** Start of MATERIAL FOR THIS EXERCISE **
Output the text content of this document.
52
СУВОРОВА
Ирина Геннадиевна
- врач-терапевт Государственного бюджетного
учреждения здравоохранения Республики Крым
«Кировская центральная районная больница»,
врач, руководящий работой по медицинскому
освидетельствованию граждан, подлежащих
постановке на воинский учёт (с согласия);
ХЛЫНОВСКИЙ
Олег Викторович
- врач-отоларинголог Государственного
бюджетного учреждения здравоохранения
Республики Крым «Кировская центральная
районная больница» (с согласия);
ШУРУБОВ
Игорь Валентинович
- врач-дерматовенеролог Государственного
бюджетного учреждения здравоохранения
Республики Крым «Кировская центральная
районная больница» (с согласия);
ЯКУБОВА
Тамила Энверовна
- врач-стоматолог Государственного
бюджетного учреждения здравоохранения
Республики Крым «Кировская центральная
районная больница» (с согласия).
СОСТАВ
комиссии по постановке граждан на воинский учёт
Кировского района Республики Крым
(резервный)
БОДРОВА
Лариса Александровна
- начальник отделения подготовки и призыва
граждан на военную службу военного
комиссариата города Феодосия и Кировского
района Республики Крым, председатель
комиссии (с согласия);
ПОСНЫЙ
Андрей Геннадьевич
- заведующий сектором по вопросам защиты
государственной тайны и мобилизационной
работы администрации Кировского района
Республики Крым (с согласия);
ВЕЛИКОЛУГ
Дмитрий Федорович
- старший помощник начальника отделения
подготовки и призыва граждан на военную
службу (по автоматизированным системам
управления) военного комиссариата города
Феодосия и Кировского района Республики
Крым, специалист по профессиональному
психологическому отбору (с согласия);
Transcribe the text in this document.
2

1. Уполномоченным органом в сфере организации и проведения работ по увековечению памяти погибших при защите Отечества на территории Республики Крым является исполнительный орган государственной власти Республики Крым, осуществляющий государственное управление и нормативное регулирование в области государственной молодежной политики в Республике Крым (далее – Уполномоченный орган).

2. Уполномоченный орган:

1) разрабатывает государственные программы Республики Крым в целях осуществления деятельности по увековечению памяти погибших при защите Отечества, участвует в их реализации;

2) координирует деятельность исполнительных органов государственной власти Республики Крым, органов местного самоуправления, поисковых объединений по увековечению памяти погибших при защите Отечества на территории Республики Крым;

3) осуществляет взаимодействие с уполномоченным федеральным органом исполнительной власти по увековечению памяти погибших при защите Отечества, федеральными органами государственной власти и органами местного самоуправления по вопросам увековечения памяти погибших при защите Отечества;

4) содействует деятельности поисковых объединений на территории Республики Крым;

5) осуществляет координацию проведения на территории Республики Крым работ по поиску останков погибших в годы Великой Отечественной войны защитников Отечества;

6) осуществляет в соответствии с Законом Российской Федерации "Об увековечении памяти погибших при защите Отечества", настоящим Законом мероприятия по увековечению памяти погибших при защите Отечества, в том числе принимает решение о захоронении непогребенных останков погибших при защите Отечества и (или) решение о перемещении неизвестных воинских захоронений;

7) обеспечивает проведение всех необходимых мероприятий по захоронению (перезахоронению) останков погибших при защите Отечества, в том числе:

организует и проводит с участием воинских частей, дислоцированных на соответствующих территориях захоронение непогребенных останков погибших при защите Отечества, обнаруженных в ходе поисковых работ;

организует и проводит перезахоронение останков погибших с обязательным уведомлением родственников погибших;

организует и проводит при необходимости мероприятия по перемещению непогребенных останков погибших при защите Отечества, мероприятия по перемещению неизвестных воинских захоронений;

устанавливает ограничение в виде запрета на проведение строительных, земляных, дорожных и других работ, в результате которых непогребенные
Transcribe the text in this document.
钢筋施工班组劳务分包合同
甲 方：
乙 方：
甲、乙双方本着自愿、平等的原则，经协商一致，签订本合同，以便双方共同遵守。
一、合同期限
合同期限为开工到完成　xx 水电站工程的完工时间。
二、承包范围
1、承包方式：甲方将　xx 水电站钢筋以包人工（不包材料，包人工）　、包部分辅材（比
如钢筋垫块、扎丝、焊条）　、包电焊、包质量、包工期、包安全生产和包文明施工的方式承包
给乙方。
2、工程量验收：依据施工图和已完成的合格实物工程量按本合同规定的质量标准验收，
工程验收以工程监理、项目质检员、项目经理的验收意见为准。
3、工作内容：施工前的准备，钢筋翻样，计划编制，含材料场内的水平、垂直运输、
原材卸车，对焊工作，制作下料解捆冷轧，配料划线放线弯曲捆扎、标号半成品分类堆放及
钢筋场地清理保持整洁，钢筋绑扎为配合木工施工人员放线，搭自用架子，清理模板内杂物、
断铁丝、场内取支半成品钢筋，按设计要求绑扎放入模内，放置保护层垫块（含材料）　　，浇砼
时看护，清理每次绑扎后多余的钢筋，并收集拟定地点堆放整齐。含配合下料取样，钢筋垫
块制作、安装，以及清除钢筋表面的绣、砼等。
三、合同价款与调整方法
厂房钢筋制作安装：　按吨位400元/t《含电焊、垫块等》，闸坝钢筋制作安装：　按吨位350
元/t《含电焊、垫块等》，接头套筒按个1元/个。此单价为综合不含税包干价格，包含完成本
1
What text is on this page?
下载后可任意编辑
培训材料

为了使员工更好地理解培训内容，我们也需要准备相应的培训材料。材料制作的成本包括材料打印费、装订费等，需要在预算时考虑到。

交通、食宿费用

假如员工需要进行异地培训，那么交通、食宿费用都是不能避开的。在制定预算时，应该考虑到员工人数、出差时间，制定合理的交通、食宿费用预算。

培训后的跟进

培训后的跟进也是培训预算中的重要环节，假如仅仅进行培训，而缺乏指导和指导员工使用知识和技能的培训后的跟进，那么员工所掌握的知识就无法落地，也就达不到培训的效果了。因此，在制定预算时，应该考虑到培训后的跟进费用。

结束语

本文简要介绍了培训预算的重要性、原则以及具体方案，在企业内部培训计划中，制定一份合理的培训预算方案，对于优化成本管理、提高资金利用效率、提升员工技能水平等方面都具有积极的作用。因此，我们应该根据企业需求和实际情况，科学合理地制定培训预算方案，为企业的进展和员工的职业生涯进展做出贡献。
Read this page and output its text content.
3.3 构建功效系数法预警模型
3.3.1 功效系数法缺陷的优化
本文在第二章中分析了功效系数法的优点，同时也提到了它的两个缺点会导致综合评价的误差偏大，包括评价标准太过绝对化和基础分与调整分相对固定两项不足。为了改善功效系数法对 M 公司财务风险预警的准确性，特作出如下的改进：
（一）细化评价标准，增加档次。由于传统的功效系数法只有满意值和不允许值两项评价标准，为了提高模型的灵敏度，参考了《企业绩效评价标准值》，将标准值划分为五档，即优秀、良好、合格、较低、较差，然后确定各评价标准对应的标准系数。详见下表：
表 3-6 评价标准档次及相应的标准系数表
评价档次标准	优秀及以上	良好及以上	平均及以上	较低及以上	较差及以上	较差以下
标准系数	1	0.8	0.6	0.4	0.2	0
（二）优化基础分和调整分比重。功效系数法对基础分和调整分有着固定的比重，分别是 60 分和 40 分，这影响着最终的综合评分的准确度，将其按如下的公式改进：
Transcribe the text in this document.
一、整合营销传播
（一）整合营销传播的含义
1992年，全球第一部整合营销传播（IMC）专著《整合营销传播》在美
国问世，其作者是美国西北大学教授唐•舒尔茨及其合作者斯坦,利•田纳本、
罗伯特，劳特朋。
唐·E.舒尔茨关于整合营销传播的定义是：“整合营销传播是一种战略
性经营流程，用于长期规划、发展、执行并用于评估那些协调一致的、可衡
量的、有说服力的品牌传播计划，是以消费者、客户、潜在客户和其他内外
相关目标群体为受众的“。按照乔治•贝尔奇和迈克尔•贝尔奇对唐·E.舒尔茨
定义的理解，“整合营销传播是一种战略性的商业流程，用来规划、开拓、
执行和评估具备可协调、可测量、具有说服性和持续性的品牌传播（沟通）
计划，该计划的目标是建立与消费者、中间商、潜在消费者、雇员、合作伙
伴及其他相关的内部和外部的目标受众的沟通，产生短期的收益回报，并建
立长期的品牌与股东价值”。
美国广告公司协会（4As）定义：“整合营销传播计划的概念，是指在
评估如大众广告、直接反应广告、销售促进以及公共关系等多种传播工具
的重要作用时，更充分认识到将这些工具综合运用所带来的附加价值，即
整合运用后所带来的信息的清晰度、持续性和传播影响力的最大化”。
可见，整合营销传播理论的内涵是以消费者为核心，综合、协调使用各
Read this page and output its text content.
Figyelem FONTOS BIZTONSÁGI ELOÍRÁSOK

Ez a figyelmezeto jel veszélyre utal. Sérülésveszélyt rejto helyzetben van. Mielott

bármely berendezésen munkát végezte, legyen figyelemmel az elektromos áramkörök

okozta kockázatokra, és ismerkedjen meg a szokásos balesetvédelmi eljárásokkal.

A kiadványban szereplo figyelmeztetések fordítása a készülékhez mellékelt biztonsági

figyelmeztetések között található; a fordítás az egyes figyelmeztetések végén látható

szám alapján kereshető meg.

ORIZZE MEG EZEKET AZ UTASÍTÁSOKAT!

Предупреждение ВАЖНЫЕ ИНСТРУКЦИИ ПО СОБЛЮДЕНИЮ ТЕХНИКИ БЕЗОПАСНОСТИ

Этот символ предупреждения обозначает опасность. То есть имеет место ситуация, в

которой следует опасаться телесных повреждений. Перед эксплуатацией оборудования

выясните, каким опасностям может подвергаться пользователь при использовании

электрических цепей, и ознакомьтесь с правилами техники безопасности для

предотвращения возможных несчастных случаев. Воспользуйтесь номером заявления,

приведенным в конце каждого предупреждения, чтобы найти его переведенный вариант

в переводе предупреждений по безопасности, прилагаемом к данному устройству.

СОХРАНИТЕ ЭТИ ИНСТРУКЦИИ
** End of MATERIAL FOR THIS EXERCISE **
## DIRECTIONS
Scan the material and collect every line that contains "ИНСТРУКЦИИ".

## FULL OUTPUT
Предупреждение ВАЖНЫЕ ИНСТРУКЦИИ ПО СОБЛЮДЕНИЮ ТЕХНИКИ БЕЗОПАСНОСТИ
СОХРАНИТЕ ЭТИ ИНСТРУКЦИИ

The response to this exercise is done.